### EXERCISE REQUIREMENTS:
a - In the passage about Vynn and Carsome, which investor anchored Fund I?
b - For each statement below, decide whether it agrees with the passage about Vynn and Carsome. Answer yes or no, and quote the words of the passage that decide it.
(i) Carsome was valued at USD 1.7bn when its Series E closed.
(ii) Carsome's dual IPO went ahead in 2022.
(iii) 65 Equity Partners is part of Temasek Holdings.
c - Write the next part of the passage about Vynn and Carsome, picking up after its last sentence.

#### PASSAGE SHOWN

There are several re-ups from Fund I, which was anchored by government tech investor Mavcap, although participating investors have not been identified. Commitments from growth equity investor AEI Capital, industrials-focused conglomerate Sime Darby, and financial technology developer Wide Technologies Indonesia were confirmed last month.
Vynn has honed an expansive approach to specialisation since the first vintage, exploiting the overlap between mobility, logistics, travel, and fast-moving consumer goods to be at once diversified and thematic.
Its main proof-of-concept to date is a pending IPO from Malaysia-based and regionally active used car trading business Carsome. The company has raised more than USD 600m from private investors and was valued at USD 1.7bn on closing a USD 290m Series E in early 2022. Last June, it raised a bridge round of undisclosed size from existing investors and pre-IPO debt specialist Evolution X.
Carsome’s backers include Asia Partners, whose core value proposition is helping companies list in the US, and 65 Equity Partners, a division of Temasek Holdings that invests on condition that the target company eventually lists on the Singapore Exchange. A dual IPO was expected in 2022 at a valuation of USD 2bn but it was postponed due to market conditions.

########
#### EXTRACTED INFORMATION

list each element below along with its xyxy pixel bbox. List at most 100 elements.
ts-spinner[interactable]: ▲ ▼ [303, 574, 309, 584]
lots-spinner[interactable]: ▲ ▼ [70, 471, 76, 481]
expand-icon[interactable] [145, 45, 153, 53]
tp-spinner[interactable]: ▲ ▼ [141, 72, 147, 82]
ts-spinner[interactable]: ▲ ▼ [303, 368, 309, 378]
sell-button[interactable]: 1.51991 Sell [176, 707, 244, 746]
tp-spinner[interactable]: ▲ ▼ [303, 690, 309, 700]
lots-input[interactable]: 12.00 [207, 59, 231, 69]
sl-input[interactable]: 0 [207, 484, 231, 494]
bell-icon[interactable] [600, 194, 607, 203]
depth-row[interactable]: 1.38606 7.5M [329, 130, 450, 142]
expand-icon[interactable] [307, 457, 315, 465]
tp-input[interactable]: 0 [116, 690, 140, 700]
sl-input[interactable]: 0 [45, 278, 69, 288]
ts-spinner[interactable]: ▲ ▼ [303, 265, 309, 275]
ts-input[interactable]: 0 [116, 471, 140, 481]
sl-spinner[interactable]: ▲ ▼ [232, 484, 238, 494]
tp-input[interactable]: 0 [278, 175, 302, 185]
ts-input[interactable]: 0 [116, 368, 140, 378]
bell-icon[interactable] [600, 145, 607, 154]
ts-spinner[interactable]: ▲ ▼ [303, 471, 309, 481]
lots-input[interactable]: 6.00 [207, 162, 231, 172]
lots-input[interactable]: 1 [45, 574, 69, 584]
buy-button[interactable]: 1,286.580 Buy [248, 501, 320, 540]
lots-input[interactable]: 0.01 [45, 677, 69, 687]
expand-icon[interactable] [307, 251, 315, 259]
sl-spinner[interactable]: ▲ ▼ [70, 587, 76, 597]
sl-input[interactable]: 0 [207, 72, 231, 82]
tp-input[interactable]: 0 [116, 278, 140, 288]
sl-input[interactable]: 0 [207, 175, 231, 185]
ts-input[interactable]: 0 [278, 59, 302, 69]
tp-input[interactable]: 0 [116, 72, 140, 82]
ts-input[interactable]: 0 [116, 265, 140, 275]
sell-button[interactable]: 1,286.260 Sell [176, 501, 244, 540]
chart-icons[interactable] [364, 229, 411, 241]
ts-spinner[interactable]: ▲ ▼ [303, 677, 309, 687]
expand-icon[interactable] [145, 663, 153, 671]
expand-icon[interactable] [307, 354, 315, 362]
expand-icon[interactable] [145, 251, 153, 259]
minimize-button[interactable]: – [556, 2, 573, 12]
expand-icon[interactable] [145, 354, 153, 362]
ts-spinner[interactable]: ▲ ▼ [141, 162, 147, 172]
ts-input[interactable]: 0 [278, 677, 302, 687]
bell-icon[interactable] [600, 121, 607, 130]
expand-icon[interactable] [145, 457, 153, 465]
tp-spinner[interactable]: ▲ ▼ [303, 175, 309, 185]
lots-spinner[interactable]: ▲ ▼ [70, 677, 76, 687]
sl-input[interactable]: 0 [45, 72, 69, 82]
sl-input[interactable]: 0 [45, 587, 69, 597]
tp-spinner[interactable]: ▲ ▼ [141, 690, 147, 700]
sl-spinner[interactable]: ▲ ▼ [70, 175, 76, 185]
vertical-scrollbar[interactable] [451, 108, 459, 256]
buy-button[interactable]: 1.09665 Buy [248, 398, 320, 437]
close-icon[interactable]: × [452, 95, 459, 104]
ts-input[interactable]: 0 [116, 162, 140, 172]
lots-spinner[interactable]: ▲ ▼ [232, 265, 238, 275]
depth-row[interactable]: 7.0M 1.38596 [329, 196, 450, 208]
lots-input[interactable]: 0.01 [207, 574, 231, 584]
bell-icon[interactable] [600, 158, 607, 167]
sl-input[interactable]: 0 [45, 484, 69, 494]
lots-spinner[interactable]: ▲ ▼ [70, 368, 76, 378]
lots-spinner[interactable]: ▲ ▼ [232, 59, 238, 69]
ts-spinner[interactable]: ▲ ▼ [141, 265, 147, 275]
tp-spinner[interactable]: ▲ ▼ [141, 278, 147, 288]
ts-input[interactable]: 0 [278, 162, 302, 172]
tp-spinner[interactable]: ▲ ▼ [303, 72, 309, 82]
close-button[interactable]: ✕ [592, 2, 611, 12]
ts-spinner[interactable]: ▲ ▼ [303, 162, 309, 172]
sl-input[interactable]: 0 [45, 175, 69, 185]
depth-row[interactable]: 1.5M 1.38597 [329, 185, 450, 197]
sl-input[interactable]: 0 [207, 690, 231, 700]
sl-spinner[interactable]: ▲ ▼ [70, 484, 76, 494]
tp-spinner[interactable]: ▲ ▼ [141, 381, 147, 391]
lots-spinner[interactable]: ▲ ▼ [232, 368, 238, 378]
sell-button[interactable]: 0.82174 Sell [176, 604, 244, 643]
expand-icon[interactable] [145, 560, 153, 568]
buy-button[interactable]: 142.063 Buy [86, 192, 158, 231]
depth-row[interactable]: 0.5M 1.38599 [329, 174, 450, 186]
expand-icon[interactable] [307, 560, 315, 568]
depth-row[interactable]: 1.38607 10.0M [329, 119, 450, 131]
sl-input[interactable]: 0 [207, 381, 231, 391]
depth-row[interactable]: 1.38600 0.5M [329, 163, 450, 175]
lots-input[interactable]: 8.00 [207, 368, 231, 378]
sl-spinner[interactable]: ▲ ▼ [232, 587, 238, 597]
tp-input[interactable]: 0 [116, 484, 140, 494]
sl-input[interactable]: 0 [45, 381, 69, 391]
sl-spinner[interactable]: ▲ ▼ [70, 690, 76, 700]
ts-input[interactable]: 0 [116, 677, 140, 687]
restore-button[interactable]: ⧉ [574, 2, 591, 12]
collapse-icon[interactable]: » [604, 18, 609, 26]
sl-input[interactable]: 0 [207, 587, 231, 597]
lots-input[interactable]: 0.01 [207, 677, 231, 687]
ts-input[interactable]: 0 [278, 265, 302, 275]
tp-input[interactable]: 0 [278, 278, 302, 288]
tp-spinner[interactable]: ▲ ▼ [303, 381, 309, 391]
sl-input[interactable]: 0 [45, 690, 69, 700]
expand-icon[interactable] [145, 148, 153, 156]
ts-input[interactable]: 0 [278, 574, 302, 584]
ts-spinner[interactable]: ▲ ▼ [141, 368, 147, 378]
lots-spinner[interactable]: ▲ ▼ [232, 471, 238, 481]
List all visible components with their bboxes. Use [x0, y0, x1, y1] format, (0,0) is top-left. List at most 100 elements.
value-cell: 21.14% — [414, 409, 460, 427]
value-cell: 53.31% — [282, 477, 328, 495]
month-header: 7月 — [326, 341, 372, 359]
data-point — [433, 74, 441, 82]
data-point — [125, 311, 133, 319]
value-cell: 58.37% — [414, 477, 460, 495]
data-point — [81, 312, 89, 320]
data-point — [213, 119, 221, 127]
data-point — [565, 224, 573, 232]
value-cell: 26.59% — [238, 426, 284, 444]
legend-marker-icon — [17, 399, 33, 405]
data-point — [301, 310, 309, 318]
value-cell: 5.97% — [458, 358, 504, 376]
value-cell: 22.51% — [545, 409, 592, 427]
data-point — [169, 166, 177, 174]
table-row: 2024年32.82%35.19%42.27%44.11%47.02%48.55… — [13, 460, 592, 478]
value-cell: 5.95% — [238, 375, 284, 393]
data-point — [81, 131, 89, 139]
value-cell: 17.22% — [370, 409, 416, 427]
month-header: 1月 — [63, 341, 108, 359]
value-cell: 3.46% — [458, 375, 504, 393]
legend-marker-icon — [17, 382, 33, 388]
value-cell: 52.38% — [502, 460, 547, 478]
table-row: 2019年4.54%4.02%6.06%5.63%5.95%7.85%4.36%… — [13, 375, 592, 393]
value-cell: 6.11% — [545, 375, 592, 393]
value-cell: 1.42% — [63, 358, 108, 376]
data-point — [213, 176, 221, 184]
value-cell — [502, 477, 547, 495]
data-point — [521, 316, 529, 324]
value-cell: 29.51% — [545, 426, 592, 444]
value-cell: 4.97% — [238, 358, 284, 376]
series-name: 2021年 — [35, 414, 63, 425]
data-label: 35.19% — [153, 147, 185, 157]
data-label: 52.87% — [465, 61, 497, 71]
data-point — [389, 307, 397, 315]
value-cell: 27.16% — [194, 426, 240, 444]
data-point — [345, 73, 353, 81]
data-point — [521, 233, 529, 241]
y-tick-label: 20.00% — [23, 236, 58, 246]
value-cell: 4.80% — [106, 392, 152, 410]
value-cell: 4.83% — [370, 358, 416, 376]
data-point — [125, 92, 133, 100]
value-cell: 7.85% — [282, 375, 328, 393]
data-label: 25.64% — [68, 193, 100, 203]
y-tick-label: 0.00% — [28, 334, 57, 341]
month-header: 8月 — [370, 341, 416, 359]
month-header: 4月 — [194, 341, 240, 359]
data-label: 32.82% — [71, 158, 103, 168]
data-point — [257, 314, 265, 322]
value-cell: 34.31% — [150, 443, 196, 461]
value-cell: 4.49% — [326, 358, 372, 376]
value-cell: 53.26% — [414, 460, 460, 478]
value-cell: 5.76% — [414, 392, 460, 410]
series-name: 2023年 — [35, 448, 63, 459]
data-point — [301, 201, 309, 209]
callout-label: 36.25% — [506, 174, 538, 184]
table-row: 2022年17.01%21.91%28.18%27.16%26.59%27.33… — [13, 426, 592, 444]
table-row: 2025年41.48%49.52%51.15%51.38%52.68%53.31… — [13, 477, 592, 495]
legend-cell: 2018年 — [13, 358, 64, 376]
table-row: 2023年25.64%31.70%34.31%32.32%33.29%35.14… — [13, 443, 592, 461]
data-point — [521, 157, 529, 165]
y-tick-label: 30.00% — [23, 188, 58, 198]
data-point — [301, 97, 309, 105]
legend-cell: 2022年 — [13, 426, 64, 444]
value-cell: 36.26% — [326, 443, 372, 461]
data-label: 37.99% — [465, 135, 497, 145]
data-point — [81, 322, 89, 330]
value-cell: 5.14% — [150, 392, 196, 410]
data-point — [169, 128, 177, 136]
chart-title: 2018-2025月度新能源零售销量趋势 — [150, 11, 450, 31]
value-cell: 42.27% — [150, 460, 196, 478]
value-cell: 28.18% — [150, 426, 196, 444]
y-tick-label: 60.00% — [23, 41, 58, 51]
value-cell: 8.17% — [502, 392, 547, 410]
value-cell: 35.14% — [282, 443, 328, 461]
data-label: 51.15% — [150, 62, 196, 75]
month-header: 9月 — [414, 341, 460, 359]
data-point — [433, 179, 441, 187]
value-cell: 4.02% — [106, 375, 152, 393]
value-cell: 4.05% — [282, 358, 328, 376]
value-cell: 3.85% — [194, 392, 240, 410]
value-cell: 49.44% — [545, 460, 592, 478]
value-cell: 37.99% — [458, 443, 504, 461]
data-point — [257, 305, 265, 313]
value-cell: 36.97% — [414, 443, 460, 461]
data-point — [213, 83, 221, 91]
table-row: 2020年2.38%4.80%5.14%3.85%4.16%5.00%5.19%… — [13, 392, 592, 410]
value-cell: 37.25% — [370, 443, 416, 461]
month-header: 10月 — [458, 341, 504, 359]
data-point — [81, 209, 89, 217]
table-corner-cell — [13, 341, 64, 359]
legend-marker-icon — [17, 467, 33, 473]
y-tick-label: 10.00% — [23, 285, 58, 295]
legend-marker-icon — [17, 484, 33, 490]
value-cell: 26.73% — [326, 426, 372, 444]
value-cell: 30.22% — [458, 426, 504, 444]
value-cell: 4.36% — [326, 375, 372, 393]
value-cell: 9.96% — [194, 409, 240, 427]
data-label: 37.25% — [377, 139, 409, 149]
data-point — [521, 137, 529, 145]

########

### ANSWERS TO THE EXERCISES:
a - Fund I was anchored by government tech investor Mavcap.

b -
(i) Yes: "was valued at USD 1.7bn on closing a USD 290m Series E in early 2022"
(ii) No: "A dual IPO was expected in 2022 at a valuation of USD 2bn but it was postponed due to market conditions"
(iii) Yes: "65 Equity Partners, a division of Temasek Holdings"

c -
“We are preparing the company to be IPO-ready. Over the last couple of years, we have gotten a Big Four auditor, set up committees, and more recently announced our first independent director,” Carsome CEO Eric Cheng said at a press briefing last month, adding that the company was on track to be profitable within two months.
“The plan for us is to see when the market is ready for an IPO for us. In the meantime, the most crucial thing is how do we make sure that in terms of the operating metrics and financial metrics, we look attractive to the market, so when there is a window of opportunity, we can go pretty quickly.”
Vynn has yet to make any investments from Fund II, but automotive is prominent in the deal pipeline as well as in the LP base. This includes electric vehicles (EVs) in both two-wheel and four-wheel formats. Chua, who is on the Carsome board, noted that Vynn was interested in the software and upstream manufacturing aspects of the EV space.
“From a portfolio management and value-adding angle, it’s far better for companies to know that their investors are able to understand their industry and are able to bring in strategic partners and clients,” he said. “[A thematic investment approach] allows GPs to become quasi-operators. We actually make the effort to help with business development and figure out new product models.”